▸ Exercise:
Repeat the whole listing exactly as written.

[Entries with figure data]

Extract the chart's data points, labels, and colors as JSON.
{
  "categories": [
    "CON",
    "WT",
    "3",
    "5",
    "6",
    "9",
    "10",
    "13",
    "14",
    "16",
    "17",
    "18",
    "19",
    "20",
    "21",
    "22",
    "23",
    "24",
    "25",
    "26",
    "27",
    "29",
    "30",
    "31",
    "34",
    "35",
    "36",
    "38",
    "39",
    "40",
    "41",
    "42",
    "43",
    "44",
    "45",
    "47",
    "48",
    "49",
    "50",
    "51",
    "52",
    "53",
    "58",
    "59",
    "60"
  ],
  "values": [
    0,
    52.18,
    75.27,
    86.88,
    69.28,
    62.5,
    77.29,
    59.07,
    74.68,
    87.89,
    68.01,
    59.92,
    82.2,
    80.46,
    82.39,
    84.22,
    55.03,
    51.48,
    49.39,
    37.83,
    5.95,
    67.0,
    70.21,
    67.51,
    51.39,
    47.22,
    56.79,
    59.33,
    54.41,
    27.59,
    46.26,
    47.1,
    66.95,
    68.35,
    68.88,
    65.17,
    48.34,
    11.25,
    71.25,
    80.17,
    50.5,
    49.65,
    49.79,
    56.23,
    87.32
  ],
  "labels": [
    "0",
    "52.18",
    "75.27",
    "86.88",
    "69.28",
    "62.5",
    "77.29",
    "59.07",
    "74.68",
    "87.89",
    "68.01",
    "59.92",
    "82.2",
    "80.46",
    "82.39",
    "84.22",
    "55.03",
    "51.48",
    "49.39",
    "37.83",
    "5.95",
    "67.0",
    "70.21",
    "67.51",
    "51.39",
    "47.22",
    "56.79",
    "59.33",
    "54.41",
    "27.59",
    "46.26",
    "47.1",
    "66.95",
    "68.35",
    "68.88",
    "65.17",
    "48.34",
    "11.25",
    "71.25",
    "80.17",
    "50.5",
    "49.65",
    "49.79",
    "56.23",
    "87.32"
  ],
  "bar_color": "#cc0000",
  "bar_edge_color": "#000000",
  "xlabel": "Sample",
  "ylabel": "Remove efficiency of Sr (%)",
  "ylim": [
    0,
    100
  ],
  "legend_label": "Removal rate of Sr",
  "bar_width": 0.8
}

▸ Solution to this task:
Extract the chart's data points, labels, and colors as JSON.
{
  "categories": [
    "CON",
    "WT",
    "3",
    "5",
    "6",
    "9",
    "10",
    "13",
    "14",
    "16",
    "17",
    "18",
    "19",
    "20",
    "21",
    "22",
    "23",
    "24",
    "25",
    "26",
    "27",
    "29",
    "30",
    "31",
    "34",
    "35",
    "36",
    "38",
    "39",
    "40",
    "41",
    "42",
    "43",
    "44",
    "45",
    "47",
    "48",
    "49",
    "50",
    "51",
    "52",
    "53",
    "58",
    "59",
    "60"
  ],
  "values": [
    0,
    52.18,
    75.27,
    86.88,
    69.28,
    62.5,
    77.29,
    59.07,
    74.68,
    87.89,
    68.01,
    59.92,
    82.2,
    80.46,
    82.39,
    84.22,
    55.03,
    51.48,
    49.39,
    37.83,
    5.95,
    67.0,
    70.21,
    67.51,
    51.39,
    47.22,
    56.79,
    59.33,
    54.41,
    27.59,
    46.26,
    47.1,
    66.95,
    68.35,
    68.88,
    65.17,
    48.34,
    11.25,
    71.25,
    80.17,
    50.5,
    49.65,
    49.79,
    56.23,
    87.32
  ],
  "labels": [
    "0",
    "52.18",
    "75.27",
    "86.88",
    "69.28",
    "62.5",
    "77.29",
    "59.07",
    "74.68",
    "87.89",
    "68.01",
    "59.92",
    "82.2",
    "80.46",
    "82.39",
    "84.22",
    "55.03",
    "51.48",
    "49.39",
    "37.83",
    "5.95",
    "67.0",
    "70.21",
    "67.51",
    "51.39",
    "47.22",
    "56.79",
    "59.33",
    "54.41",
    "27.59",
    "46.26",
    "47.1",
    "66.95",
    "68.35",
    "68.88",
    "65.17",
    "48.34",
    "11.25",
    "71.25",
    "80.17",
    "50.5",
    "49.65",
    "49.79",
    "56.23",
    "87.32"
  ],
  "bar_color": "#cc0000",
  "bar_edge_color": "#000000",
  "xlabel": "Sample",
  "ylabel": "Remove efficiency of Sr (%)",
  "ylim": [
    0,
    100
  ],
  "legend_label": "Removal rate of Sr",
  "bar_width": 0.8
}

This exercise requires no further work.